--- start Extracted records ---

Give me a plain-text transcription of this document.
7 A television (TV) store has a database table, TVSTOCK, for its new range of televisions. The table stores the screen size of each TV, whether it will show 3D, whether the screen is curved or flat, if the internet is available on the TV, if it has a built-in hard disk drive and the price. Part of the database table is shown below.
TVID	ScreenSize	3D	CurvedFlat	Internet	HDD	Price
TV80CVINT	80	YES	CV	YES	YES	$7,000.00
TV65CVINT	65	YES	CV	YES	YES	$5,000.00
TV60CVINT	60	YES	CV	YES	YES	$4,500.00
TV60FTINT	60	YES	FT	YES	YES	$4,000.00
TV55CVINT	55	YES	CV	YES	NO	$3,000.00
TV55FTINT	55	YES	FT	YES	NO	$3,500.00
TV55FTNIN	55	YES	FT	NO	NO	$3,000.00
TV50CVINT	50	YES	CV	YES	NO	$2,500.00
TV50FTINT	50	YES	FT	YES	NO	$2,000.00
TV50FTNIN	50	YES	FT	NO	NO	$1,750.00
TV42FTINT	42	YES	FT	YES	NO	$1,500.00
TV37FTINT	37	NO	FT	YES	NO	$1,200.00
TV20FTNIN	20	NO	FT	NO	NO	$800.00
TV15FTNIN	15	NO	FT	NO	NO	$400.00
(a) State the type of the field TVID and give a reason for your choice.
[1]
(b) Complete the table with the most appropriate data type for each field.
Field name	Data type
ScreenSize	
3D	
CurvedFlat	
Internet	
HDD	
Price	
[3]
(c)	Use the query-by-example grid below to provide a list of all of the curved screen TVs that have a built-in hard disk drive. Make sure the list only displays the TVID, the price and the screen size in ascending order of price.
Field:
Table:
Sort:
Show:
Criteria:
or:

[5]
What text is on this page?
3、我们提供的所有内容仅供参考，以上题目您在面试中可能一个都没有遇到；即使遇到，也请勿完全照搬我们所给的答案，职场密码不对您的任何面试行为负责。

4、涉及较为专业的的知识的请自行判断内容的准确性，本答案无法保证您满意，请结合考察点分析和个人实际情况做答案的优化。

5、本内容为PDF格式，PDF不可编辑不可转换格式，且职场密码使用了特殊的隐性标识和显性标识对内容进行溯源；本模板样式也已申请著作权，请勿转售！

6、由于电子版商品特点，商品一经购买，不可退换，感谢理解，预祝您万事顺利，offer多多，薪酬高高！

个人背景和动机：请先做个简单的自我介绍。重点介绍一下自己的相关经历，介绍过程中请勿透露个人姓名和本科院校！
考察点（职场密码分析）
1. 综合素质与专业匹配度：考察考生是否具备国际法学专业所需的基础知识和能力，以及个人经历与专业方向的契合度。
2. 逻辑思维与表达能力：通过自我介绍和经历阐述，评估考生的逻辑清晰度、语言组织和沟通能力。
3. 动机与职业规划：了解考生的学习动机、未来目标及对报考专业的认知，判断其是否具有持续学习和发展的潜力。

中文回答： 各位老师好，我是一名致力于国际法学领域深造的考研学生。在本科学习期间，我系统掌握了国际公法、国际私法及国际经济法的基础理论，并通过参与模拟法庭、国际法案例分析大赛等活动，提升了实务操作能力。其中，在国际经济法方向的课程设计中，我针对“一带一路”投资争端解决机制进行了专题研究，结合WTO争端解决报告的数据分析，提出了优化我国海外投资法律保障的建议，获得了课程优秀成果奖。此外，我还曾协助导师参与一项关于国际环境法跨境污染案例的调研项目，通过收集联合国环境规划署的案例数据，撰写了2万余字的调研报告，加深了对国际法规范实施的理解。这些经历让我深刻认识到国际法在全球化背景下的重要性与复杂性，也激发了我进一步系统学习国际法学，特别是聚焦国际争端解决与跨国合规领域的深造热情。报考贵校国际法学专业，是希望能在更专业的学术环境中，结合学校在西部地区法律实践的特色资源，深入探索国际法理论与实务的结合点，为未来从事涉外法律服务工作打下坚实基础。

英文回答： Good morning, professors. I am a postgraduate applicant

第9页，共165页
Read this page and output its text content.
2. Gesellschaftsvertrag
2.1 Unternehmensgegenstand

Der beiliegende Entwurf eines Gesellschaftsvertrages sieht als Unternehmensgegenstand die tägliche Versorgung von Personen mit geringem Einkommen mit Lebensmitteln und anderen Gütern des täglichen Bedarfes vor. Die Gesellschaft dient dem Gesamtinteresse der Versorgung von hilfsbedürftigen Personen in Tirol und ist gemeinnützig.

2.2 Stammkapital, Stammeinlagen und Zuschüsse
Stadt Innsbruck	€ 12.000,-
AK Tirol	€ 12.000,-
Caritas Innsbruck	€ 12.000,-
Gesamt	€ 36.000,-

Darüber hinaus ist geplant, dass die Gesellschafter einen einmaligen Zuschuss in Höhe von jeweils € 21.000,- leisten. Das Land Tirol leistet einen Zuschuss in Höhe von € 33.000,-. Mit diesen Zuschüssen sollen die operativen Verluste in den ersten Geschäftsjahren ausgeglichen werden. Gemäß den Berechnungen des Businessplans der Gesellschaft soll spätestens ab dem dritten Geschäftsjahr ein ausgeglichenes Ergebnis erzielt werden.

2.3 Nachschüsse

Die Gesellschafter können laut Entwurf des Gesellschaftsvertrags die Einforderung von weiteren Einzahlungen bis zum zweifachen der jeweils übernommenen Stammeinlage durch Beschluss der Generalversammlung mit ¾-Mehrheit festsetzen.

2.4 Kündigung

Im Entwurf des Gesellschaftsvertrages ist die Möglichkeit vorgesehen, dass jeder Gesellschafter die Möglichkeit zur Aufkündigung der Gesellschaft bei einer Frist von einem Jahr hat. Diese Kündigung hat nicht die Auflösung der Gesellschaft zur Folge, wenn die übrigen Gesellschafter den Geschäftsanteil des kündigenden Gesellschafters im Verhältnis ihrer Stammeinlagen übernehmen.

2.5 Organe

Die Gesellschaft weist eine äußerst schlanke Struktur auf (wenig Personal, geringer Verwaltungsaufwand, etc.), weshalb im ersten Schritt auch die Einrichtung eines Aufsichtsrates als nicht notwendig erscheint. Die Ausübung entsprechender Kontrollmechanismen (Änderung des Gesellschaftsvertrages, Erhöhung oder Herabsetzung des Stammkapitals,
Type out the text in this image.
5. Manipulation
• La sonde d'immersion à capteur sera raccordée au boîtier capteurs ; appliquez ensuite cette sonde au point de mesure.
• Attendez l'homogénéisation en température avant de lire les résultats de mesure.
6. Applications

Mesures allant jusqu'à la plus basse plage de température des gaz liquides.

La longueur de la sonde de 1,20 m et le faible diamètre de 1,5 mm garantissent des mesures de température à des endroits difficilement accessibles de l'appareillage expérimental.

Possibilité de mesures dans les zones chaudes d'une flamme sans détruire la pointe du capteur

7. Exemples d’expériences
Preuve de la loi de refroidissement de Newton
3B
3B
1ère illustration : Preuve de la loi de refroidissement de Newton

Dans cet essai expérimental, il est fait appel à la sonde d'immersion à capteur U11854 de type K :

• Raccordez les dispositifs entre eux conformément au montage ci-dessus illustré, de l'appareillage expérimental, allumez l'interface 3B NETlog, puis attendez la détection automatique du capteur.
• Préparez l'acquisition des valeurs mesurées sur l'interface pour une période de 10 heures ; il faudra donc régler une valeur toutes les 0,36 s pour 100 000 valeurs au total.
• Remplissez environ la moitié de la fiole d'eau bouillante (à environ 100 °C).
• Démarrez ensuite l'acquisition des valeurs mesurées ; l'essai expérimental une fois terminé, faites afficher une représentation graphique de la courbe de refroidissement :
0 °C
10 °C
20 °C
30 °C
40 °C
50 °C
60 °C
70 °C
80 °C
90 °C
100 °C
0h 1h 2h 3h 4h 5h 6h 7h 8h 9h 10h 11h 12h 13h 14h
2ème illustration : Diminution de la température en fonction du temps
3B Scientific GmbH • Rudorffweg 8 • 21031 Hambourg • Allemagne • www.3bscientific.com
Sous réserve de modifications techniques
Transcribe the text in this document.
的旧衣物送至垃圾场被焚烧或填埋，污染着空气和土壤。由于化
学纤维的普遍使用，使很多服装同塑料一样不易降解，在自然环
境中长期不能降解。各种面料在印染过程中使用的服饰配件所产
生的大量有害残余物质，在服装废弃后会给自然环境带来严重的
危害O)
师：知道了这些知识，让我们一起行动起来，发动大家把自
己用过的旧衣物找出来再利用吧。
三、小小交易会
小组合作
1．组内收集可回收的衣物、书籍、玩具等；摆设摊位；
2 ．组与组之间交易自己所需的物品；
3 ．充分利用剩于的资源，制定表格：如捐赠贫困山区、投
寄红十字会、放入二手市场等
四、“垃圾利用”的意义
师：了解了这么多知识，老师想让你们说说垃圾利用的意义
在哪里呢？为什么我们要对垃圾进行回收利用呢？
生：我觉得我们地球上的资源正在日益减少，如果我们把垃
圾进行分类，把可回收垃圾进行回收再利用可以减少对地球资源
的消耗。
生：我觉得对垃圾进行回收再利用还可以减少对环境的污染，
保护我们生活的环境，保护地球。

--- end Extracted records ---

Give only the number of lines above that hold the string "immersion".

Solution:
2